WRITTEN REQUEST:
Your task is to retype each line of the data below exactly.

Saved entries
►

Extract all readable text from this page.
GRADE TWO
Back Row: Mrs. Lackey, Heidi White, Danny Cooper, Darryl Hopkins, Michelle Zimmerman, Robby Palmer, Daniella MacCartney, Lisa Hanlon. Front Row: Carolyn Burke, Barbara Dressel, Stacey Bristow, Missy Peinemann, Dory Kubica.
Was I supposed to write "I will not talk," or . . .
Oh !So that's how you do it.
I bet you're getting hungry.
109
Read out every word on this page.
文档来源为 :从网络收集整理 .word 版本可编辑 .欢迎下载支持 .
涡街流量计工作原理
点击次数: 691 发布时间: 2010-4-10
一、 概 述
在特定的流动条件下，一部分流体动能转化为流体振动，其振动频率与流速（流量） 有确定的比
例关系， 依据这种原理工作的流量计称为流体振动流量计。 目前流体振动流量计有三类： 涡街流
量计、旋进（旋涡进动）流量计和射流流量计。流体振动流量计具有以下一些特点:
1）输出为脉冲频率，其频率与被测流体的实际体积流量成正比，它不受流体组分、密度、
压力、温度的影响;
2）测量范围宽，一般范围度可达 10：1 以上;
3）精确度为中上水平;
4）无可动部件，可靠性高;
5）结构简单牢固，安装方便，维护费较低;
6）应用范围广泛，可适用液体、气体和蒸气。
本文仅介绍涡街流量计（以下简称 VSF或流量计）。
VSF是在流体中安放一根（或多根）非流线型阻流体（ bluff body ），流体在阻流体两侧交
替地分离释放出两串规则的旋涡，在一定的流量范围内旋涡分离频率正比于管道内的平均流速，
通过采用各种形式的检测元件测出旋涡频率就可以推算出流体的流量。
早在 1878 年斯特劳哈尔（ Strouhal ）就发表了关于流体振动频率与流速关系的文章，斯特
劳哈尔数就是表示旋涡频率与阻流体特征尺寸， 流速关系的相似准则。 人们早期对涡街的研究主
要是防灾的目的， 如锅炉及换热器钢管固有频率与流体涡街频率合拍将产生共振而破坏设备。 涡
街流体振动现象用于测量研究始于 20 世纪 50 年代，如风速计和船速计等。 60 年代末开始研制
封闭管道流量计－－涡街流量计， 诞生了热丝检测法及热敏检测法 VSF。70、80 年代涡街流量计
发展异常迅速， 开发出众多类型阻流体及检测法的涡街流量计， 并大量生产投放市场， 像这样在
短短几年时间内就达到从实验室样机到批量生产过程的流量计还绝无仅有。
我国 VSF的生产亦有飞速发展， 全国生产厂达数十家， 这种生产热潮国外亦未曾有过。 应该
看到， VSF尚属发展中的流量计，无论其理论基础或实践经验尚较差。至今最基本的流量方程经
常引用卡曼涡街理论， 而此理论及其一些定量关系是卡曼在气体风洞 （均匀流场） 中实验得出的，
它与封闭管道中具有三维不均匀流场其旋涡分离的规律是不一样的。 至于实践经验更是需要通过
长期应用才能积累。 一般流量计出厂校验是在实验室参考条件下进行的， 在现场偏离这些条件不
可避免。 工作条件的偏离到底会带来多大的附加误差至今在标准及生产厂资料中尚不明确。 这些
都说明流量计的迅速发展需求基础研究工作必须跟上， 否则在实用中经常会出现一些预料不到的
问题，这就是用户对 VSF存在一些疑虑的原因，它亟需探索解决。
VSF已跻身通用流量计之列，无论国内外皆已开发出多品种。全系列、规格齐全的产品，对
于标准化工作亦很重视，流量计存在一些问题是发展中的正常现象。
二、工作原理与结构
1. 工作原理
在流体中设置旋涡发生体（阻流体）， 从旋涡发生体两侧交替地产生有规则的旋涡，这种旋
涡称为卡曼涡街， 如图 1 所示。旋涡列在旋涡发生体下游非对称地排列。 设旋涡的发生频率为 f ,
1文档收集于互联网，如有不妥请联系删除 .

◄

FINISHED ANSWER:
Extract all readable text from this page.
GRADE TWO
Back Row: Mrs. Lackey, Heidi White, Danny Cooper, Darryl Hopkins, Michelle Zimmerman, Robby Palmer, Daniella MacCartney, Lisa Hanlon. Front Row: Carolyn Burke, Barbara Dressel, Stacey Bristow, Missy Peinemann, Dory Kubica.
Was I supposed to write "I will not talk," or . . .
Oh !So that's how you do it.
I bet you're getting hungry.
109
Read out every word on this page.
文档来源为 :从网络收集整理 .word 版本可编辑 .欢迎下载支持 .
涡街流量计工作原理
点击次数: 691 发布时间: 2010-4-10
一、 概 述
在特定的流动条件下，一部分流体动能转化为流体振动，其振动频率与流速（流量） 有确定的比
例关系， 依据这种原理工作的流量计称为流体振动流量计。 目前流体振动流量计有三类： 涡街流
量计、旋进（旋涡进动）流量计和射流流量计。流体振动流量计具有以下一些特点:
1）输出为脉冲频率，其频率与被测流体的实际体积流量成正比，它不受流体组分、密度、
压力、温度的影响;
2）测量范围宽，一般范围度可达 10：1 以上;
3）精确度为中上水平;
4）无可动部件，可靠性高;
5）结构简单牢固，安装方便，维护费较低;
6）应用范围广泛，可适用液体、气体和蒸气。
本文仅介绍涡街流量计（以下简称 VSF或流量计）。
VSF是在流体中安放一根（或多根）非流线型阻流体（ bluff body ），流体在阻流体两侧交
替地分离释放出两串规则的旋涡，在一定的流量范围内旋涡分离频率正比于管道内的平均流速，
通过采用各种形式的检测元件测出旋涡频率就可以推算出流体的流量。
早在 1878 年斯特劳哈尔（ Strouhal ）就发表了关于流体振动频率与流速关系的文章，斯特
劳哈尔数就是表示旋涡频率与阻流体特征尺寸， 流速关系的相似准则。 人们早期对涡街的研究主
要是防灾的目的， 如锅炉及换热器钢管固有频率与流体涡街频率合拍将产生共振而破坏设备。 涡
街流体振动现象用于测量研究始于 20 世纪 50 年代，如风速计和船速计等。 60 年代末开始研制
封闭管道流量计－－涡街流量计， 诞生了热丝检测法及热敏检测法 VSF。70、80 年代涡街流量计
发展异常迅速， 开发出众多类型阻流体及检测法的涡街流量计， 并大量生产投放市场， 像这样在
短短几年时间内就达到从实验室样机到批量生产过程的流量计还绝无仅有。
我国 VSF的生产亦有飞速发展， 全国生产厂达数十家， 这种生产热潮国外亦未曾有过。 应该
看到， VSF尚属发展中的流量计，无论其理论基础或实践经验尚较差。至今最基本的流量方程经
常引用卡曼涡街理论， 而此理论及其一些定量关系是卡曼在气体风洞 （均匀流场） 中实验得出的，
它与封闭管道中具有三维不均匀流场其旋涡分离的规律是不一样的。 至于实践经验更是需要通过
长期应用才能积累。 一般流量计出厂校验是在实验室参考条件下进行的， 在现场偏离这些条件不
可避免。 工作条件的偏离到底会带来多大的附加误差至今在标准及生产厂资料中尚不明确。 这些
都说明流量计的迅速发展需求基础研究工作必须跟上， 否则在实用中经常会出现一些预料不到的
问题，这就是用户对 VSF存在一些疑虑的原因，它亟需探索解决。
VSF已跻身通用流量计之列，无论国内外皆已开发出多品种。全系列、规格齐全的产品，对
于标准化工作亦很重视，流量计存在一些问题是发展中的正常现象。
二、工作原理与结构
1. 工作原理
在流体中设置旋涡发生体（阻流体）， 从旋涡发生体两侧交替地产生有规则的旋涡，这种旋
涡称为卡曼涡街， 如图 1 所示。旋涡列在旋涡发生体下游非对称地排列。 设旋涡的发生频率为 f ,
1文档收集于互联网，如有不妥请联系删除 .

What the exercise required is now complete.